**OBJECTIVE**
Write out each line of the material again, word for word.

##### DATA SUPPLIED

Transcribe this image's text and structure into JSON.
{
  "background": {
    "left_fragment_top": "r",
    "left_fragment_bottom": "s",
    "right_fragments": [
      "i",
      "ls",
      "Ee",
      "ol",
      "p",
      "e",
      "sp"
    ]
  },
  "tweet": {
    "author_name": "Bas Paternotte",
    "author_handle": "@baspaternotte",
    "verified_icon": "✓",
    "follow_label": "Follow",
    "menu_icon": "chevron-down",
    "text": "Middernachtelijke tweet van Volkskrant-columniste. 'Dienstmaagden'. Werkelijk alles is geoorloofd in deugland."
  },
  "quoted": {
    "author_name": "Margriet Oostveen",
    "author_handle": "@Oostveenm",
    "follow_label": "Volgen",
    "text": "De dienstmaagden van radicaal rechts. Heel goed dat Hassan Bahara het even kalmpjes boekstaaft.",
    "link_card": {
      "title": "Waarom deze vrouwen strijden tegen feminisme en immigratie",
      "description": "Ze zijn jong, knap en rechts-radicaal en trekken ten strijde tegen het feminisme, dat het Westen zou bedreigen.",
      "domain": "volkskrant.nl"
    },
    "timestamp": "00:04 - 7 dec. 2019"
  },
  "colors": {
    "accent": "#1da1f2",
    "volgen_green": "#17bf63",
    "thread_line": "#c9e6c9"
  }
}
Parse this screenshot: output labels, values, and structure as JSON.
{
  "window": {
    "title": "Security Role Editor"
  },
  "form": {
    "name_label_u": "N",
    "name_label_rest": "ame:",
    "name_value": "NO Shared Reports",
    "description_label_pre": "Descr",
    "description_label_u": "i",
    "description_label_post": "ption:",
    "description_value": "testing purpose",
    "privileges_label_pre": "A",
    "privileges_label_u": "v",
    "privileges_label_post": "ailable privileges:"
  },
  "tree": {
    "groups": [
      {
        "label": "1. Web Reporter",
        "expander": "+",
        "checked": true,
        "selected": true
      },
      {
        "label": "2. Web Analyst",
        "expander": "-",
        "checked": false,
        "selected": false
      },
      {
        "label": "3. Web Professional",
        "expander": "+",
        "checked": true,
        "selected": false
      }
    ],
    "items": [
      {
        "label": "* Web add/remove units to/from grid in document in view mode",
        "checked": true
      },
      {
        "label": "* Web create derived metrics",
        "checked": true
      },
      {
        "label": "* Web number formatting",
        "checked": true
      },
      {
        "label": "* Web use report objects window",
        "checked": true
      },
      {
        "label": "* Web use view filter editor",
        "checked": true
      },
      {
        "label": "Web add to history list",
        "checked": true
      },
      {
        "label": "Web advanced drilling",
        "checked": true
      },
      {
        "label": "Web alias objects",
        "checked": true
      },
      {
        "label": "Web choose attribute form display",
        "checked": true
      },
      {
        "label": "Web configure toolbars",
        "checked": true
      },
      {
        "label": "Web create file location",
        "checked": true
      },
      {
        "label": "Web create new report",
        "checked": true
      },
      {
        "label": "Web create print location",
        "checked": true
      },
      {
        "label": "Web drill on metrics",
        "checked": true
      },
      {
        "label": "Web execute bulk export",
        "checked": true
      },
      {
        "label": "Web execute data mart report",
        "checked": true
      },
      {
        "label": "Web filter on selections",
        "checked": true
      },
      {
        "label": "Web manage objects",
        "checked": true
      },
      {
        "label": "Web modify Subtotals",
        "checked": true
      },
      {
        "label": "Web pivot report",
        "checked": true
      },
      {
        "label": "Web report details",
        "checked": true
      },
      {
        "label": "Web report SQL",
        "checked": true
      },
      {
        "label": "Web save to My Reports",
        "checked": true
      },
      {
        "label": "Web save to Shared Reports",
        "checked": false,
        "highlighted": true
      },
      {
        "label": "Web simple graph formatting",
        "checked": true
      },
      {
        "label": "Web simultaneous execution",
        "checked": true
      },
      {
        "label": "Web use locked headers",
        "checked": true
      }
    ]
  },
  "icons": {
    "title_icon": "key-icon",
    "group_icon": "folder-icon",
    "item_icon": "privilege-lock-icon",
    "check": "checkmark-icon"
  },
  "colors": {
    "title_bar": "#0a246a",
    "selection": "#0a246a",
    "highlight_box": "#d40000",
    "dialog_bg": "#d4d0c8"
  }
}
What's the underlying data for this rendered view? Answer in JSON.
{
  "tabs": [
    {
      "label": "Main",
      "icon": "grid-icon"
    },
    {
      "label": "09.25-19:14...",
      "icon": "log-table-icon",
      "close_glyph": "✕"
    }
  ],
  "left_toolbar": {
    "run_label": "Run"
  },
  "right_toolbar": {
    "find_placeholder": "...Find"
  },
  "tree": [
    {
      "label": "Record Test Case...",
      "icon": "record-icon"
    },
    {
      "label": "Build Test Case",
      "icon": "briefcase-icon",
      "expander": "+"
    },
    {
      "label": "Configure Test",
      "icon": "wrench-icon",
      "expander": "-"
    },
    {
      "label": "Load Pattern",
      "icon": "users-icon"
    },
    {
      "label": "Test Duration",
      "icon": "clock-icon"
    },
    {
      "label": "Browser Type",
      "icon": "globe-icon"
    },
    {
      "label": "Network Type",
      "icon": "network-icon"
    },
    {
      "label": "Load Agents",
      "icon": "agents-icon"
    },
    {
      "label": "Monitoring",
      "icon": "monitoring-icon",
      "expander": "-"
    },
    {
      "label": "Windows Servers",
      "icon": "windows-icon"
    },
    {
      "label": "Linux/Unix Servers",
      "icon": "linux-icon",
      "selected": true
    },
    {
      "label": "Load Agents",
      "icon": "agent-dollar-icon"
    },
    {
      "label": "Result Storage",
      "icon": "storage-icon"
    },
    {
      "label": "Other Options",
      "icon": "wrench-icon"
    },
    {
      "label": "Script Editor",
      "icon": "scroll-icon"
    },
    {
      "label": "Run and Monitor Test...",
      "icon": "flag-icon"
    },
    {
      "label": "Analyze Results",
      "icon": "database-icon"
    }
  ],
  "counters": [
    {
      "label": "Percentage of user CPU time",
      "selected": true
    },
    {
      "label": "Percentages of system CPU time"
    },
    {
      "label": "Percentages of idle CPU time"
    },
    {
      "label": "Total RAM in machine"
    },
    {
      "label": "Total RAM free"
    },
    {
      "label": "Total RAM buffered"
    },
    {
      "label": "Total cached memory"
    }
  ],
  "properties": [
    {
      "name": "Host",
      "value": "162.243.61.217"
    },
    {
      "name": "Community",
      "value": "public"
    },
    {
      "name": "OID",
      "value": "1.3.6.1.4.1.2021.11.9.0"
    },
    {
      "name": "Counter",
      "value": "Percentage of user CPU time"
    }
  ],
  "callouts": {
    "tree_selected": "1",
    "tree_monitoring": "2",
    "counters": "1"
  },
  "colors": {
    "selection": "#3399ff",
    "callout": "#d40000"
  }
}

##########

**SOLUTION TO THE EXERCISE**
Transcribe this image's text and structure into JSON.
{
  "background": {
    "left_fragment_top": "r",
    "left_fragment_bottom": "s",
    "right_fragments": [
      "i",
      "ls",
      "Ee",
      "ol",
      "p",
      "e",
      "sp"
    ]
  },
  "tweet": {
    "author_name": "Bas Paternotte",
    "author_handle": "@baspaternotte",
    "verified_icon": "✓",
    "follow_label": "Follow",
    "menu_icon": "chevron-down",
    "text": "Middernachtelijke tweet van Volkskrant-columniste. 'Dienstmaagden'. Werkelijk alles is geoorloofd in deugland."
  },
  "quoted": {
    "author_name": "Margriet Oostveen",
    "author_handle": "@Oostveenm",
    "follow_label": "Volgen",
    "text": "De dienstmaagden van radicaal rechts. Heel goed dat Hassan Bahara het even kalmpjes boekstaaft.",
    "link_card": {
      "title": "Waarom deze vrouwen strijden tegen feminisme en immigratie",
      "description": "Ze zijn jong, knap en rechts-radicaal en trekken ten strijde tegen het feminisme, dat het Westen zou bedreigen.",
      "domain": "volkskrant.nl"
    },
    "timestamp": "00:04 - 7 dec. 2019"
  },
  "colors": {
    "accent": "#1da1f2",
    "volgen_green": "#17bf63",
    "thread_line": "#c9e6c9"
  }
}
Parse this screenshot: output labels, values, and structure as JSON.
{
  "window": {
    "title": "Security Role Editor"
  },
  "form": {
    "name_label_u": "N",
    "name_label_rest": "ame:",
    "name_value": "NO Shared Reports",
    "description_label_pre": "Descr",
    "description_label_u": "i",
    "description_label_post": "ption:",
    "description_value": "testing purpose",
    "privileges_label_pre": "A",
    "privileges_label_u": "v",
    "privileges_label_post": "ailable privileges:"
  },
  "tree": {
    "groups": [
      {
        "label": "1. Web Reporter",
        "expander": "+",
        "checked": true,
        "selected": true
      },
      {
        "label": "2. Web Analyst",
        "expander": "-",
        "checked": false,
        "selected": false
      },
      {
        "label": "3. Web Professional",
        "expander": "+",
        "checked": true,
        "selected": false
      }
    ],
    "items": [
      {
        "label": "* Web add/remove units to/from grid in document in view mode",
        "checked": true
      },
      {
        "label": "* Web create derived metrics",
        "checked": true
      },
      {
        "label": "* Web number formatting",
        "checked": true
      },
      {
        "label": "* Web use report objects window",
        "checked": true
      },
      {
        "label": "* Web use view filter editor",
        "checked": true
      },
      {
        "label": "Web add to history list",
        "checked": true
      },
      {
        "label": "Web advanced drilling",
        "checked": true
      },
      {
        "label": "Web alias objects",
        "checked": true
      },
      {
        "label": "Web choose attribute form display",
        "checked": true
      },
      {
        "label": "Web configure toolbars",
        "checked": true
      },
      {
        "label": "Web create file location",
        "checked": true
      },
      {
        "label": "Web create new report",
        "checked": true
      },
      {
        "label": "Web create print location",
        "checked": true
      },
      {
        "label": "Web drill on metrics",
        "checked": true
      },
      {
        "label": "Web execute bulk export",
        "checked": true
      },
      {
        "label": "Web execute data mart report",
        "checked": true
      },
      {
        "label": "Web filter on selections",
        "checked": true
      },
      {
        "label": "Web manage objects",
        "checked": true
      },
      {
        "label": "Web modify Subtotals",
        "checked": true
      },
      {
        "label": "Web pivot report",
        "checked": true
      },
      {
        "label": "Web report details",
        "checked": true
      },
      {
        "label": "Web report SQL",
        "checked": true
      },
      {
        "label": "Web save to My Reports",
        "checked": true
      },
      {
        "label": "Web save to Shared Reports",
        "checked": false,
        "highlighted": true
      },
      {
        "label": "Web simple graph formatting",
        "checked": true
      },
      {
        "label": "Web simultaneous execution",
        "checked": true
      },
      {
        "label": "Web use locked headers",
        "checked": true
      }
    ]
  },
  "icons": {
    "title_icon": "key-icon",
    "group_icon": "folder-icon",
    "item_icon": "privilege-lock-icon",
    "check": "checkmark-icon"
  },
  "colors": {
    "title_bar": "#0a246a",
    "selection": "#0a246a",
    "highlight_box": "#d40000",
    "dialog_bg": "#d4d0c8"
  }
}
What's the underlying data for this rendered view? Answer in JSON.
{
  "tabs": [
    {
      "label": "Main",
      "icon": "grid-icon"
    },
    {
      "label": "09.25-19:14...",
      "icon": "log-table-icon",
      "close_glyph": "✕"
    }
  ],
  "left_toolbar": {
    "run_label": "Run"
  },
  "right_toolbar": {
    "find_placeholder": "...Find"
  },
  "tree": [
    {
      "label": "Record Test Case...",
      "icon": "record-icon"
    },
    {
      "label": "Build Test Case",
      "icon": "briefcase-icon",
      "expander": "+"
    },
    {
      "label": "Configure Test",
      "icon": "wrench-icon",
      "expander": "-"
    },
    {
      "label": "Load Pattern",
      "icon": "users-icon"
    },
    {
      "label": "Test Duration",
      "icon": "clock-icon"
    },
    {
      "label": "Browser Type",
      "icon": "globe-icon"
    },
    {
      "label": "Network Type",
      "icon": "network-icon"
    },
    {
      "label": "Load Agents",
      "icon": "agents-icon"
    },
    {
      "label": "Monitoring",
      "icon": "monitoring-icon",
      "expander": "-"
    },
    {
      "label": "Windows Servers",
      "icon": "windows-icon"
    },
    {
      "label": "Linux/Unix Servers",
      "icon": "linux-icon",
      "selected": true
    },
    {
      "label": "Load Agents",
      "icon": "agent-dollar-icon"
    },
    {
      "label": "Result Storage",
      "icon": "storage-icon"
    },
    {
      "label": "Other Options",
      "icon": "wrench-icon"
    },
    {
      "label": "Script Editor",
      "icon": "scroll-icon"
    },
    {
      "label": "Run and Monitor Test...",
      "icon": "flag-icon"
    },
    {
      "label": "Analyze Results",
      "icon": "database-icon"
    }
  ],
  "counters": [
    {
      "label": "Percentage of user CPU time",
      "selected": true
    },
    {
      "label": "Percentages of system CPU time"
    },
    {
      "label": "Percentages of idle CPU time"
    },
    {
      "label": "Total RAM in machine"
    },
    {
      "label": "Total RAM free"
    },
    {
      "label": "Total RAM buffered"
    },
    {
      "label": "Total cached memory"
    }
  ],
  "properties": [
    {
      "name": "Host",
      "value": "162.243.61.217"
    },
    {
      "name": "Community",
      "value": "public"
    },
    {
      "name": "OID",
      "value": "1.3.6.1.4.1.2021.11.9.0"
    },
    {
      "name": "Counter",
      "value": "Percentage of user CPU time"
    }
  ],
  "callouts": {
    "tree_selected": "1",
    "tree_monitoring": "2",
    "counters": "1"
  },
  "colors": {
    "selection": "#3399ff",
    "callout": "#d40000"
  }
}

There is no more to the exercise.